>> Start Record set
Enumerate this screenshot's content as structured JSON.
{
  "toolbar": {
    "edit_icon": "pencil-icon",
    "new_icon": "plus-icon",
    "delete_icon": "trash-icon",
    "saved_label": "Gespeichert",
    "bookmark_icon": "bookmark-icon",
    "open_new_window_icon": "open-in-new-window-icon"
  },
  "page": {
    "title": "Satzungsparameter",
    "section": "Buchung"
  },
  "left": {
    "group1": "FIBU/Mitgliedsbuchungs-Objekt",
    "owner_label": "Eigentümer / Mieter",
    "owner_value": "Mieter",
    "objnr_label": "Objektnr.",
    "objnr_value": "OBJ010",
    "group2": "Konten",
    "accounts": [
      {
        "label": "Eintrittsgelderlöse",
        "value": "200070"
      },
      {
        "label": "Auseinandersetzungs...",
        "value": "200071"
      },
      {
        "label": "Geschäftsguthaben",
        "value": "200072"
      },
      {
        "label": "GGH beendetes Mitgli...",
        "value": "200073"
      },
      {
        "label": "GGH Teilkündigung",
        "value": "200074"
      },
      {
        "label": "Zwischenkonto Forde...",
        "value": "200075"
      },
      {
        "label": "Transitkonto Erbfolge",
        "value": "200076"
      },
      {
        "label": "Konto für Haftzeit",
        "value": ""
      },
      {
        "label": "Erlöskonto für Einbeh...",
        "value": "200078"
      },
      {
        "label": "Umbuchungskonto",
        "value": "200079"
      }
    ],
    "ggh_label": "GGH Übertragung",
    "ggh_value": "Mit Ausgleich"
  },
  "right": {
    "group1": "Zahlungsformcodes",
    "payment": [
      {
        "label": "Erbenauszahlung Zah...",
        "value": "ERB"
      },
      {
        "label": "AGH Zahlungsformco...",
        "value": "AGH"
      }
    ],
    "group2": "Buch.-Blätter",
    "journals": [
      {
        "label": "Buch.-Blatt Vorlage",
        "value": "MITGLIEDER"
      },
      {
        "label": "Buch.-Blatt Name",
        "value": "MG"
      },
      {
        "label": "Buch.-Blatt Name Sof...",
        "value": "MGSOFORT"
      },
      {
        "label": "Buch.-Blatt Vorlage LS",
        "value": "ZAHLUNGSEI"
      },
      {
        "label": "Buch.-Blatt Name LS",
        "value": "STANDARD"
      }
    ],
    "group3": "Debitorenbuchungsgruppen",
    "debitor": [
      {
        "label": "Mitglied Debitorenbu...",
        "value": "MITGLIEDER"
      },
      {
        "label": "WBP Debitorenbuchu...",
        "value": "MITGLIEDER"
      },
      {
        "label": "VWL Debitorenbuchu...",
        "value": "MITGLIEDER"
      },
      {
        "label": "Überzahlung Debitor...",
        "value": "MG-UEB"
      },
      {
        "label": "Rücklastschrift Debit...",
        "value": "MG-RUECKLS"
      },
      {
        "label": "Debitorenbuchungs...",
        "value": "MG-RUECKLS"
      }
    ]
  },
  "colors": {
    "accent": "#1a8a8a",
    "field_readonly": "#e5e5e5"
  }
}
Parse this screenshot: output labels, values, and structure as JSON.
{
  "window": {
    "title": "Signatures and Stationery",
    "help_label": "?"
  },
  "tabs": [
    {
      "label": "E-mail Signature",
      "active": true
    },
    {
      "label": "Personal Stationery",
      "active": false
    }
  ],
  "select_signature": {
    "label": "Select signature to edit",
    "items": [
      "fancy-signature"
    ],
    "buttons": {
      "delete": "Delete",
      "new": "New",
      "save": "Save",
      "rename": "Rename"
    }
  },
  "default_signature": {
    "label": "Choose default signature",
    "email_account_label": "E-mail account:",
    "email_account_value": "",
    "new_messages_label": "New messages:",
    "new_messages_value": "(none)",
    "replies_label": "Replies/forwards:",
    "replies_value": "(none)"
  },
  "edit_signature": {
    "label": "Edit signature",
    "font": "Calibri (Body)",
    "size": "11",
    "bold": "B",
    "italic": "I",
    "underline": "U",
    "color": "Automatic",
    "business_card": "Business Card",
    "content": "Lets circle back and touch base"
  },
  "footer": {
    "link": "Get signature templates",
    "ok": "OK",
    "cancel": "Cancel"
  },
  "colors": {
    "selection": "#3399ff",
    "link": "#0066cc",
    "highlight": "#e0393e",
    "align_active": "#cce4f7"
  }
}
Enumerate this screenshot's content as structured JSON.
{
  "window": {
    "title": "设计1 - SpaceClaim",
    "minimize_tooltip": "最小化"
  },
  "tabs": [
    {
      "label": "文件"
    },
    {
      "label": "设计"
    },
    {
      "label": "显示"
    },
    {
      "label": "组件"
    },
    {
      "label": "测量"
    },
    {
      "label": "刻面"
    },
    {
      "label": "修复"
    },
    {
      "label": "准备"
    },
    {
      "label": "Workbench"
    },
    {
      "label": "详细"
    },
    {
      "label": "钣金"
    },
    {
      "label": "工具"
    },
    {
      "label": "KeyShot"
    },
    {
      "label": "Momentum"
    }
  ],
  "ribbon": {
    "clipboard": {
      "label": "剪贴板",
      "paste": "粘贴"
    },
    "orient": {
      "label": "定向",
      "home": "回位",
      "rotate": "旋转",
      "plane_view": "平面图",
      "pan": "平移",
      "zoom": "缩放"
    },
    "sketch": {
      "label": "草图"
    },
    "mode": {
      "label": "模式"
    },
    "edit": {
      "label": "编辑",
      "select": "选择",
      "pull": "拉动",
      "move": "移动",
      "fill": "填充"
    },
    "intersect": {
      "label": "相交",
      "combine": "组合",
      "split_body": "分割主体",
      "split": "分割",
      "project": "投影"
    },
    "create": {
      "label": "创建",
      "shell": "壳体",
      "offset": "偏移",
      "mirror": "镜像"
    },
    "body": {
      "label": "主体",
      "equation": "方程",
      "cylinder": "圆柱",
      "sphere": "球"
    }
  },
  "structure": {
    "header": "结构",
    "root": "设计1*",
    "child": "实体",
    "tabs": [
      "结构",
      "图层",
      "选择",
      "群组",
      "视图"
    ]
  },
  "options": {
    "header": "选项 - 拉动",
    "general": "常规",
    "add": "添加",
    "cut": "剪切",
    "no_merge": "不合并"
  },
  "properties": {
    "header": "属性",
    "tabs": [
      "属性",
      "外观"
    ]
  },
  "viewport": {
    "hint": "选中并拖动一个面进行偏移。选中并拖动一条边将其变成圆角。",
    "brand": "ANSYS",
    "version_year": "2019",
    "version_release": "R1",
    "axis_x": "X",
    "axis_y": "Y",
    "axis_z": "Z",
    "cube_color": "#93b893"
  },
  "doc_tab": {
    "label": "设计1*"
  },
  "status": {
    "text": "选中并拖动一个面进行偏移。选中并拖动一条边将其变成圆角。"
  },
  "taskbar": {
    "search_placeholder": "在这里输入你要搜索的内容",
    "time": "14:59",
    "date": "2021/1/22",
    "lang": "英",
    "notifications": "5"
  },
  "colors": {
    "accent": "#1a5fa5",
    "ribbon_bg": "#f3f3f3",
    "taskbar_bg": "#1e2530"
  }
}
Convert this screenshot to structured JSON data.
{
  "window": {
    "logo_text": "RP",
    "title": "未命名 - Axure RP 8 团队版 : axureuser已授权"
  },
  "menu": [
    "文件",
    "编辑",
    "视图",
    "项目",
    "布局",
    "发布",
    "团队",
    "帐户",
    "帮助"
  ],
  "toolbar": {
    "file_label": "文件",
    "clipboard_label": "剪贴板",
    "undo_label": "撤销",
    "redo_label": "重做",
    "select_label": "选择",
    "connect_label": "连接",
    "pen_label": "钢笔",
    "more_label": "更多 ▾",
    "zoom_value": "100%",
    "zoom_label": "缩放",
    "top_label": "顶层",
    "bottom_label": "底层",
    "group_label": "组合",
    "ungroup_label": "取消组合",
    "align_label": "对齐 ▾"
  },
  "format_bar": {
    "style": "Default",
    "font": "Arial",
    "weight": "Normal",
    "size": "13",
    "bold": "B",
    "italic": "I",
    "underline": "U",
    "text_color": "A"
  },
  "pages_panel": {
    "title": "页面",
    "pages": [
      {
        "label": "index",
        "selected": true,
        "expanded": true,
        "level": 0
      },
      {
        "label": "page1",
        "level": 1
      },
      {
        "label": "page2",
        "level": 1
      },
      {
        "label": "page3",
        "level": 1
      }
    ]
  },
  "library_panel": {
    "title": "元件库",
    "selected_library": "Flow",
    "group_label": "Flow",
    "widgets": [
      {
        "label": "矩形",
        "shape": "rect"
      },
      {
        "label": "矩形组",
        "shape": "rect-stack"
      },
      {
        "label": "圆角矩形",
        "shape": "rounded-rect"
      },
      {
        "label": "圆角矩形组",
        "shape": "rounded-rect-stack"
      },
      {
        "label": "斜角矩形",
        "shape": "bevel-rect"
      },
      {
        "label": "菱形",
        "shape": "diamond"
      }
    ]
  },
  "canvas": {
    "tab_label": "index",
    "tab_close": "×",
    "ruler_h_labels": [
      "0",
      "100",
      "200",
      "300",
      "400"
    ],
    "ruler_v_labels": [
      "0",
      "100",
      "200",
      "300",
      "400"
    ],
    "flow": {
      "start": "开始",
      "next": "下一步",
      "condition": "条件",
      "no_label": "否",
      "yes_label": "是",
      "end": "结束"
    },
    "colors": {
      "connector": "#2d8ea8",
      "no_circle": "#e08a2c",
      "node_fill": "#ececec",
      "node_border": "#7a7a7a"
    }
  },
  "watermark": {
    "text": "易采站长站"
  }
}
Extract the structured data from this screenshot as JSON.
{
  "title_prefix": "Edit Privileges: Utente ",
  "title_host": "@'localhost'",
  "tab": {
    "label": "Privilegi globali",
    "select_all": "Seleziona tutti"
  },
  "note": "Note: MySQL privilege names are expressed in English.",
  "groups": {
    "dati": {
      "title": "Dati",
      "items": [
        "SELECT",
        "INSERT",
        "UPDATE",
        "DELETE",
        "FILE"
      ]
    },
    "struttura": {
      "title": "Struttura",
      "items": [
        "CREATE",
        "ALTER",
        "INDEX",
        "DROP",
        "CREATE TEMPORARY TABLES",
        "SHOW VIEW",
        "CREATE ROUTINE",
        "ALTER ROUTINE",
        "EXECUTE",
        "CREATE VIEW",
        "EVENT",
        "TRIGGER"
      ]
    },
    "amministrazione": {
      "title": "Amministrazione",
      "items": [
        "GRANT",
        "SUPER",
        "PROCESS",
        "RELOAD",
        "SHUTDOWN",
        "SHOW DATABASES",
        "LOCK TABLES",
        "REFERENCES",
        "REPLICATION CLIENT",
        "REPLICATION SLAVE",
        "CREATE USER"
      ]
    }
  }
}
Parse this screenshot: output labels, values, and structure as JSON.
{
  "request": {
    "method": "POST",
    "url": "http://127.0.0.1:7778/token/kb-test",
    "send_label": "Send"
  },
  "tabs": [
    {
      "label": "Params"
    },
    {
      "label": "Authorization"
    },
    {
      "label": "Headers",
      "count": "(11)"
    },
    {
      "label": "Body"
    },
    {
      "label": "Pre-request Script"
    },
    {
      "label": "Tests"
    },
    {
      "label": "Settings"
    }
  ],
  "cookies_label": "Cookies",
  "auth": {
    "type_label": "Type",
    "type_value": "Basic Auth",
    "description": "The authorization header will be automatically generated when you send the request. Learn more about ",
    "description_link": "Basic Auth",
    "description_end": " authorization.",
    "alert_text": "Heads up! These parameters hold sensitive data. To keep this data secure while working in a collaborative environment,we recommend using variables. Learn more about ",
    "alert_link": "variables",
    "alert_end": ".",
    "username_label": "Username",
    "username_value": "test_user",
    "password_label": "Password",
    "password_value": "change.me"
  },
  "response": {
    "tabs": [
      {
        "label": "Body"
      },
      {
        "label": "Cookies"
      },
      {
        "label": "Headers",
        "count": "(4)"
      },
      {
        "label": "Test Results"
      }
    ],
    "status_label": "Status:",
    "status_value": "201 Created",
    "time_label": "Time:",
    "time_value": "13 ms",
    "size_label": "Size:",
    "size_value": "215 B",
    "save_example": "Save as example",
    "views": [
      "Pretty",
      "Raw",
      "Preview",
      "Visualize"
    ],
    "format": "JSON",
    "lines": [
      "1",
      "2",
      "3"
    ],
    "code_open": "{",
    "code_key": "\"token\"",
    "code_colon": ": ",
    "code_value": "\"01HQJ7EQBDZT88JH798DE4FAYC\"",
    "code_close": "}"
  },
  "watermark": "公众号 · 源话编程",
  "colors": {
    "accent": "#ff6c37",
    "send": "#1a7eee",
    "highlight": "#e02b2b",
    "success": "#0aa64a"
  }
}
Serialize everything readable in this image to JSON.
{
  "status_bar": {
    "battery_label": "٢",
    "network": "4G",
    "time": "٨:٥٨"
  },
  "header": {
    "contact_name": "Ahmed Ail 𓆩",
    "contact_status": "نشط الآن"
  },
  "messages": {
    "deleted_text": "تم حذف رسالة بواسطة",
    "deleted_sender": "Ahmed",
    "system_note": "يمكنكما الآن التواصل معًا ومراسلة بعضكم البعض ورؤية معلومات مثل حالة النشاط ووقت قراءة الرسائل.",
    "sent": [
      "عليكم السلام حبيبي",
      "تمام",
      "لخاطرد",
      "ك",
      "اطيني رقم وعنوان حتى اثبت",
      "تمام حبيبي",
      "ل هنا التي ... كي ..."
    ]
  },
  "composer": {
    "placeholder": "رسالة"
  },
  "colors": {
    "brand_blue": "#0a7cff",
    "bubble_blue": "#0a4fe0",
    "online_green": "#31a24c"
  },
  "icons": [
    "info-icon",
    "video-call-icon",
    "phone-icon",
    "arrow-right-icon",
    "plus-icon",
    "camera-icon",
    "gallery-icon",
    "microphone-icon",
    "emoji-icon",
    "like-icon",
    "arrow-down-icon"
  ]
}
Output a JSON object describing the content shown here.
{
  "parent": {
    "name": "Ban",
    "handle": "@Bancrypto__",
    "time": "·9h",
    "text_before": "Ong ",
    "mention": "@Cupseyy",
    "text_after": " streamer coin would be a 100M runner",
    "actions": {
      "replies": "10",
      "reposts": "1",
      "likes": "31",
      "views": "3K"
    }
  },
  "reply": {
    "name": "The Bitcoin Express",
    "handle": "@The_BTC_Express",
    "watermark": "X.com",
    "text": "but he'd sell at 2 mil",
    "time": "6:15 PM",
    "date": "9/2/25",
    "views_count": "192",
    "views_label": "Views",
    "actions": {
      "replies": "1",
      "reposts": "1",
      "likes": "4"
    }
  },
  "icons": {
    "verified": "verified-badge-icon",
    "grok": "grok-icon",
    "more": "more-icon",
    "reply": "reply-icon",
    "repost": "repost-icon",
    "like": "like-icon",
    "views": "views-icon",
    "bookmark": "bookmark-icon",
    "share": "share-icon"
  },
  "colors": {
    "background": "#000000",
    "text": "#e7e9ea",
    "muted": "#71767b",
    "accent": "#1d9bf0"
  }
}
>> End Record set
* [Goal]:
Extract every line from the records above that contains the word "none".

* [Answer for the task]:
    "new_messages_value": "(none)",
    "replies_value": "(none)"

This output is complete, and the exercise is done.